Input records.
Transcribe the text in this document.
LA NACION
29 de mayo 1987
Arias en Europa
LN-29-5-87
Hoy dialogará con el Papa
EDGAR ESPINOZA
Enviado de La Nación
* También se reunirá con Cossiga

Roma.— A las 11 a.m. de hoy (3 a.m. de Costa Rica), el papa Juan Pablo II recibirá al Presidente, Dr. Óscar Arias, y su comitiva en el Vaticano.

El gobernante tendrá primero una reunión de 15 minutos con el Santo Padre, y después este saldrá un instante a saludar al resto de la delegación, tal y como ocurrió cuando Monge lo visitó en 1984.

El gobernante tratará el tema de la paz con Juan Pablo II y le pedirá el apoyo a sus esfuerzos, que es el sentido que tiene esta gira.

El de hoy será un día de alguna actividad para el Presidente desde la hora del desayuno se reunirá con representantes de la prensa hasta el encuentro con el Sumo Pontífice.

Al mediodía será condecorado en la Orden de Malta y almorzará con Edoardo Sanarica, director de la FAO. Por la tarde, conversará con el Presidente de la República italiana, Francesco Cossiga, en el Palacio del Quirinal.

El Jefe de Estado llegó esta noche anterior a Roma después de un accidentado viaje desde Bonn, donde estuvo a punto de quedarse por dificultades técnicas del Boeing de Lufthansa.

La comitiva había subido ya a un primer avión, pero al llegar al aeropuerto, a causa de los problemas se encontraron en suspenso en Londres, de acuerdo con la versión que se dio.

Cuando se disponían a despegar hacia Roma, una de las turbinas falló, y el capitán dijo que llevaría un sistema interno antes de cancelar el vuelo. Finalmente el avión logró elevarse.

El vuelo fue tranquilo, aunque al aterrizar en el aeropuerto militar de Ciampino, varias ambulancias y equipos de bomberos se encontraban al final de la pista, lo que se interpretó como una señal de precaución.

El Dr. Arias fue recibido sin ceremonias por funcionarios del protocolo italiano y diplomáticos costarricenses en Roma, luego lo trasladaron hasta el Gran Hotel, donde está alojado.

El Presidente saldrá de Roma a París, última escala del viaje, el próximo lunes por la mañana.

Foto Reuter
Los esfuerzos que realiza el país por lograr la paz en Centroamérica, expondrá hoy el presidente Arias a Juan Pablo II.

Directions.
In the listing, find every line with the word "donde" and state how many there are, nothing more.

Answer to this problem.
2